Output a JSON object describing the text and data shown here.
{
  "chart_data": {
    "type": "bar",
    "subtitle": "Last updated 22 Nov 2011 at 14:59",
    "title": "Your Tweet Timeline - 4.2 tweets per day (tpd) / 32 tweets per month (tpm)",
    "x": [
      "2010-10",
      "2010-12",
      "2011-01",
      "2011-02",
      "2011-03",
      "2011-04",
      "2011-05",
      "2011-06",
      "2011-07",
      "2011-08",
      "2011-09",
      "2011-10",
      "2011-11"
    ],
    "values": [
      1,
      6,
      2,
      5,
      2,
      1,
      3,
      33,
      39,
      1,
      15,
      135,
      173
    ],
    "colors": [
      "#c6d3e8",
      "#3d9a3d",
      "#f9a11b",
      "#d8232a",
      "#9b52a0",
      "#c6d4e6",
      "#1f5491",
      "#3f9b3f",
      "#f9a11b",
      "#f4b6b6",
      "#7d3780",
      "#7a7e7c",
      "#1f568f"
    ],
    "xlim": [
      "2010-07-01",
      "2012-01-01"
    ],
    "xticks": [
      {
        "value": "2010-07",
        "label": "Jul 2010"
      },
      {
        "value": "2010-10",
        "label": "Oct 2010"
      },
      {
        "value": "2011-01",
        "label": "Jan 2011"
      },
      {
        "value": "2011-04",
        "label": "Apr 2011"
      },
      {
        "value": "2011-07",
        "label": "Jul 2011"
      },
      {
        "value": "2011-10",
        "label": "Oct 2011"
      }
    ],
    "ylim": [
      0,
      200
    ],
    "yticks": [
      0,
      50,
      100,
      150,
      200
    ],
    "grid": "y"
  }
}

=======

_EXERCISE DIRECTIONS_
Set down every record above exactly as given.

_TASK SOLUTION_
Output a JSON object describing the text and data shown here.
{
  "chart_data": {
    "type": "bar",
    "subtitle": "Last updated 22 Nov 2011 at 14:59",
    "title": "Your Tweet Timeline - 4.2 tweets per day (tpd) / 32 tweets per month (tpm)",
    "x": [
      "2010-10",
      "2010-12",
      "2011-01",
      "2011-02",
      "2011-03",
      "2011-04",
      "2011-05",
      "2011-06",
      "2011-07",
      "2011-08",
      "2011-09",
      "2011-10",
      "2011-11"
    ],
    "values": [
      1,
      6,
      2,
      5,
      2,
      1,
      3,
      33,
      39,
      1,
      15,
      135,
      173
    ],
    "colors": [
      "#c6d3e8",
      "#3d9a3d",
      "#f9a11b",
      "#d8232a",
      "#9b52a0",
      "#c6d4e6",
      "#1f5491",
      "#3f9b3f",
      "#f9a11b",
      "#f4b6b6",
      "#7d3780",
      "#7a7e7c",
      "#1f568f"
    ],
    "xlim": [
      "2010-07-01",
      "2012-01-01"
    ],
    "xticks": [
      {
        "value": "2010-07",
        "label": "Jul 2010"
      },
      {
        "value": "2010-10",
        "label": "Oct 2010"
      },
      {
        "value": "2011-01",
        "label": "Jan 2011"
      },
      {
        "value": "2011-04",
        "label": "Apr 2011"
      },
      {
        "value": "2011-07",
        "label": "Jul 2011"
      },
      {
        "value": "2011-10",
        "label": "Oct 2011"
      }
    ],
    "ylim": [
      0,
      200
    ],
    "yticks": [
      0,
      50,
      100,
      150,
      200
    ],
    "grid": "y"
  }
}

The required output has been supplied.